Quick action saves teen from stroke

AURORA, Colo. –– Strokes are most often associated with the elderly, but they can happen to children too. In fact, stroke is one of the top 10 causes of death in children. Nearly 800,000 Americans suffer a stroke every year, and about 5 to 10 percent of cases happen in children or young adults.

CBS Denver’s Kathy Walsh met a young stroke survivor who’s amazed her doctors and inspired everyone she meets.

Autumn Voldrich is 15 years old and has spent the last two years working on her motor skills, gaining strength, rehabilitating both her body and her brain. She was just 13 years old when she suffered a stroke.


“I just remember sitting on my bed and complaining of this headache, this massive headache,” Autumn said.

“Within minutes she actually went into a seizure and became completely unresponsive,” Autumn’s mother, Chris Voldrich, said.

Chris called 911 and an astute paramedic had a suspicion: “I think she’s having a stroke, and ‘time is brain,’ so we’ve got to get her out of here,” Chris recalled. Health officials often warn that “time is brain” with a stroke, meaning fast treatment can mean the difference between recovery and serious disability or even death.

Autumn was airlifted to Children’s Hospital in Denver for emergency brain surgery to fix a ruptured aneurysm. When neurologist Dr. Jennifer Armstrong Wells first saw her, Autumn was comatose.

“And when she finally did wake up she wasn’t able to move the right side of her body and she wasn’t able to speak at all,” Armstrong Wells said.

Autumn spent four months in Children’s Hospital relearning how to walk and perform many other tasks she used to take for granted.

#### Items from a dataset:
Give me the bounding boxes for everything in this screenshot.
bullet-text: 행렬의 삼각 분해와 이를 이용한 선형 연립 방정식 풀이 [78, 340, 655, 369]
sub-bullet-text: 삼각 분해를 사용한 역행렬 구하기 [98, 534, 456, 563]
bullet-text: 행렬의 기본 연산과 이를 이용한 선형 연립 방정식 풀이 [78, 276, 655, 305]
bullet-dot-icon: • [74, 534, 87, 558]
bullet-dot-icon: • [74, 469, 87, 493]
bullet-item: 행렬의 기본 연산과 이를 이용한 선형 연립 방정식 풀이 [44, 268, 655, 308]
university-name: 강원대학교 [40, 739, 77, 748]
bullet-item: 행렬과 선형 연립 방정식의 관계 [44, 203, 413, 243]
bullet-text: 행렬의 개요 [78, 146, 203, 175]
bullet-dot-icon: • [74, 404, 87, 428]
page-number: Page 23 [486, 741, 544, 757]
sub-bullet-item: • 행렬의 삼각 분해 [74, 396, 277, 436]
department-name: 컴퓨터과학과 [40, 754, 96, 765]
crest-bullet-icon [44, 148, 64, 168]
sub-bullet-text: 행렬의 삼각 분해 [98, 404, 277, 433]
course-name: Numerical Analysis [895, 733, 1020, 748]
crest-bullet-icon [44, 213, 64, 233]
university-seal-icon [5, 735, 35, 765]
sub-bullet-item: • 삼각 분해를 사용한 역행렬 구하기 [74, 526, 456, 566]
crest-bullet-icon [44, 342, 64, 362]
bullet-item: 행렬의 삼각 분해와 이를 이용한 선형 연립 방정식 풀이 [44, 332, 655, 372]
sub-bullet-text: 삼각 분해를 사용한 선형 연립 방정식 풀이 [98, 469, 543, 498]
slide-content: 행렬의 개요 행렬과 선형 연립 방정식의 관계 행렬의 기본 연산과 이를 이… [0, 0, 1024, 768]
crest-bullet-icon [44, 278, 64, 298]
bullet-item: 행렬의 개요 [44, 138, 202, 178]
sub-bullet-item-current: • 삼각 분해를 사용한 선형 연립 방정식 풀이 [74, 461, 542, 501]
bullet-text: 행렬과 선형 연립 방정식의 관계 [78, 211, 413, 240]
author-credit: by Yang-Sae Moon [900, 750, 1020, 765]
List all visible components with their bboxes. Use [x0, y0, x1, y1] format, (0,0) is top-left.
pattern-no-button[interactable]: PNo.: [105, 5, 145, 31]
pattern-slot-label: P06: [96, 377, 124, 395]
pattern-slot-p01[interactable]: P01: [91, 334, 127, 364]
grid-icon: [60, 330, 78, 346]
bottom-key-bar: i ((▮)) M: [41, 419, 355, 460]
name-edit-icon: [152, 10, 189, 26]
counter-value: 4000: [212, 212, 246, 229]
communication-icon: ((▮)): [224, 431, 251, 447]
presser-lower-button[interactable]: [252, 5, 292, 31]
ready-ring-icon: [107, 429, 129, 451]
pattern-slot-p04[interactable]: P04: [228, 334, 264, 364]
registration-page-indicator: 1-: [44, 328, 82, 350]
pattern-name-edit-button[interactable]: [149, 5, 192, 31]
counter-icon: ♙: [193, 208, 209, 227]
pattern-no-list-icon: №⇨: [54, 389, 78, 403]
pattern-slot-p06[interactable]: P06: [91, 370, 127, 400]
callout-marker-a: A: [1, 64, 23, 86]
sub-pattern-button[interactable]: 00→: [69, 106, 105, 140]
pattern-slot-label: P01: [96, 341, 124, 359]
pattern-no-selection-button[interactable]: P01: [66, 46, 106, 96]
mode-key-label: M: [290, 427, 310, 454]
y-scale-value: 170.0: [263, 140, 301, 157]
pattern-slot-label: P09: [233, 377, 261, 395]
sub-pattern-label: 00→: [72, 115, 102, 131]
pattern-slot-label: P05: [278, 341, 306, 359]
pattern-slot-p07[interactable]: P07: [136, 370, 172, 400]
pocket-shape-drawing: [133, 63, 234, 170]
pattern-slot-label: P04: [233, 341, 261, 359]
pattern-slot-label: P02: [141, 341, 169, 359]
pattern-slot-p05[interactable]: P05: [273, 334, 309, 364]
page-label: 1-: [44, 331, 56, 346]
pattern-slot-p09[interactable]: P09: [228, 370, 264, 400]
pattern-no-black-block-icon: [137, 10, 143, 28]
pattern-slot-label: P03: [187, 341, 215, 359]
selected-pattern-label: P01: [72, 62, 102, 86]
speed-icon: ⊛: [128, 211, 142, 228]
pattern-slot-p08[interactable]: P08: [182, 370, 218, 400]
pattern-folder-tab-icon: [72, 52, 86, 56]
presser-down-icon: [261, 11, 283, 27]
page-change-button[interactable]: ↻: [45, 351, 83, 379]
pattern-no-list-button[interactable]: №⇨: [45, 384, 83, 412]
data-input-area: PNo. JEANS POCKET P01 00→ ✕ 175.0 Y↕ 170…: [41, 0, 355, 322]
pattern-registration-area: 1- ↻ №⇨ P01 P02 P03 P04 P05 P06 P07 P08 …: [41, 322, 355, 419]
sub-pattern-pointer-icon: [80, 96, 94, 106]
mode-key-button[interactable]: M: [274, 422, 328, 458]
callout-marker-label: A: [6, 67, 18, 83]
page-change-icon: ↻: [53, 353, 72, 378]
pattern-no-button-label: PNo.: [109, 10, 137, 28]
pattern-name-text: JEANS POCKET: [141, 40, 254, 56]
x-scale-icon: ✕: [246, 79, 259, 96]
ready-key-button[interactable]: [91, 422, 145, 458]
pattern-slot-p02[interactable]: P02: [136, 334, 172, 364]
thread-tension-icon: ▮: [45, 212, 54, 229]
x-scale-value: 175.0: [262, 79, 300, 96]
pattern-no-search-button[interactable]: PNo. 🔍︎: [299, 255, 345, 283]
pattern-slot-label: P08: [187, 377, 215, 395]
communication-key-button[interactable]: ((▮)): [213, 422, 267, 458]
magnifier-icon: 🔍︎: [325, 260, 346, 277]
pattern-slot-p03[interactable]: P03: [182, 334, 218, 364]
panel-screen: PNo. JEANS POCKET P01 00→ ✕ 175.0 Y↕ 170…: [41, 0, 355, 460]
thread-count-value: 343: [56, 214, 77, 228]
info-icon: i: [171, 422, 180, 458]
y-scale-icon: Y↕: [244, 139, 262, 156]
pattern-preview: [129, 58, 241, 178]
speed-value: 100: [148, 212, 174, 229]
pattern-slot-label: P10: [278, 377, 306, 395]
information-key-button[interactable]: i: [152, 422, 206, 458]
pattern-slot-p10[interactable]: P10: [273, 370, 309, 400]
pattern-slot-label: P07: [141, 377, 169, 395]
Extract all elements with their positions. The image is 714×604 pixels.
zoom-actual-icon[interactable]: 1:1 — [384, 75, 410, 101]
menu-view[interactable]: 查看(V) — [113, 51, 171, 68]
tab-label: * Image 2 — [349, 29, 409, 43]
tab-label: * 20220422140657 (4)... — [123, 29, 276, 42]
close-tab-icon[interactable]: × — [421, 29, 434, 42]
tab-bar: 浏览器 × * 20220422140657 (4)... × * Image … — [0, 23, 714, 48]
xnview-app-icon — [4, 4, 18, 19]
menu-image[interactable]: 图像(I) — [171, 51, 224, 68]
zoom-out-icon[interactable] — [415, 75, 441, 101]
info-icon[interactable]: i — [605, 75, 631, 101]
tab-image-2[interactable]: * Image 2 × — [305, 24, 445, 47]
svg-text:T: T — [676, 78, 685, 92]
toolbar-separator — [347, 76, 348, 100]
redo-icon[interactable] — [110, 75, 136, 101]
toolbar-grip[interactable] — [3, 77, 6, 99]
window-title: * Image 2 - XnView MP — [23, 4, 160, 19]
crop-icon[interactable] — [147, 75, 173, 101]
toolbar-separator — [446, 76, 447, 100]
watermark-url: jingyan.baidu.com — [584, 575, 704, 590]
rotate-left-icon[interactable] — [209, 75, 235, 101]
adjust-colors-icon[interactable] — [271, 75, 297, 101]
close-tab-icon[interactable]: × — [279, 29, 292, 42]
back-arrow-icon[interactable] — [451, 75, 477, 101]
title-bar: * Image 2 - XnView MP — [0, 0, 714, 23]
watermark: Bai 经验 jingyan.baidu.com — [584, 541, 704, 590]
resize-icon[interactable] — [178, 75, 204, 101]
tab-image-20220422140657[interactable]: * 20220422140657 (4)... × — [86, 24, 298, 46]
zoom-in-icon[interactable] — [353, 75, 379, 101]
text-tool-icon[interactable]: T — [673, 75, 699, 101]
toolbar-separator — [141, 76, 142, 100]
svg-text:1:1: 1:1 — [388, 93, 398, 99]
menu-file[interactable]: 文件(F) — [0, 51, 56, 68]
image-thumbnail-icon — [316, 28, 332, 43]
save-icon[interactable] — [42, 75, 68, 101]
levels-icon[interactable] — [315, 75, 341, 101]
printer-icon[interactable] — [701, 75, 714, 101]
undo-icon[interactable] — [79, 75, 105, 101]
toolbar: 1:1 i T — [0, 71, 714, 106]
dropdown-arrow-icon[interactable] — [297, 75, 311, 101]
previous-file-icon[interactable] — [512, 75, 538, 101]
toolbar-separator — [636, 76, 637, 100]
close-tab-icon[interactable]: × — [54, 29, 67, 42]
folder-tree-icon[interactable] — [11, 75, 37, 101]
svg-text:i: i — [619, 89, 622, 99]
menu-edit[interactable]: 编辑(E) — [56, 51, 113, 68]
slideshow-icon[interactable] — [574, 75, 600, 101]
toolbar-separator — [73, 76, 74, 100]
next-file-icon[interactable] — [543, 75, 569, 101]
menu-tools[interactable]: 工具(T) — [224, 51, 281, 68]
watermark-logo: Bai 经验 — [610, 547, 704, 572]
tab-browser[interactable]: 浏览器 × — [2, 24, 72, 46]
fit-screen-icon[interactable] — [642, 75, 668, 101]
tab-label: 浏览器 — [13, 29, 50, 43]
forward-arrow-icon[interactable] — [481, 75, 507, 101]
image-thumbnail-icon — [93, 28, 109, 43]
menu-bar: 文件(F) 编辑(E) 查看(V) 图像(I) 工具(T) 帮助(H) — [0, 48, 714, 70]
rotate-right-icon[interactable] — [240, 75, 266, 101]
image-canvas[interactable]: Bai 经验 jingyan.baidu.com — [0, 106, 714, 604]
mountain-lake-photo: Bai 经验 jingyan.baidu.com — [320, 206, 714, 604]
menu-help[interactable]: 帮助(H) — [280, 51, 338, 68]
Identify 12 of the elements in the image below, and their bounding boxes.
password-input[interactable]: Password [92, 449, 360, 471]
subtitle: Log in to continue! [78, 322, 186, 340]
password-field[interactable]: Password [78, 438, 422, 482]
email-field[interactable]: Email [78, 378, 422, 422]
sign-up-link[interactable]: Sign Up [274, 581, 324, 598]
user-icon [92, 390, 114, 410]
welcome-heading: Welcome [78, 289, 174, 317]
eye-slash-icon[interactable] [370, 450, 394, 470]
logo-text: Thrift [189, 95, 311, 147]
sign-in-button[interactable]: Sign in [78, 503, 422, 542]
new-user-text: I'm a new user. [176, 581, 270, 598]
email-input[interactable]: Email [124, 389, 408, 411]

#### WHAT TO WORK ON:
Reproduce the entire news story above about the teen who survived a stroke, word for word.

#### ANSWER SPACE:
Quick action saves teen from stroke

AURORA, Colo. –– Strokes are most often associated with the elderly, but they can happen to children too. In fact, stroke is one of the top 10 causes of death in children. Nearly 800,000 Americans suffer a stroke every year, and about 5 to 10 percent of cases happen in children or young adults.

CBS Denver’s Kathy Walsh met a young stroke survivor who’s amazed her doctors and inspired everyone she meets.

Autumn Voldrich is 15 years old and has spent the last two years working on her motor skills, gaining strength, rehabilitating both her body and her brain. She was just 13 years old when she suffered a stroke.


“I just remember sitting on my bed and complaining of this headache, this massive headache,” Autumn said.

“Within minutes she actually went into a seizure and became completely unresponsive,” Autumn’s mother, Chris Voldrich, said.

Chris called 911 and an astute paramedic had a suspicion: “I think she’s having a stroke, and ‘time is brain,’ so we’ve got to get her out of here,” Chris recalled. Health officials often warn that “time is brain” with a stroke, meaning fast treatment can mean the difference between recovery and serious disability or even death.

Autumn was airlifted to Children’s Hospital in Denver for emergency brain surgery to fix a ruptured aneurysm. When neurologist Dr. Jennifer Armstrong Wells first saw her, Autumn was comatose.

“And when she finally did wake up she wasn’t able to move the right side of her body and she wasn’t able to speak at all,” Armstrong Wells said.

Autumn spent four months in Children’s Hospital relearning how to walk and perform many other tasks she used to take for granted.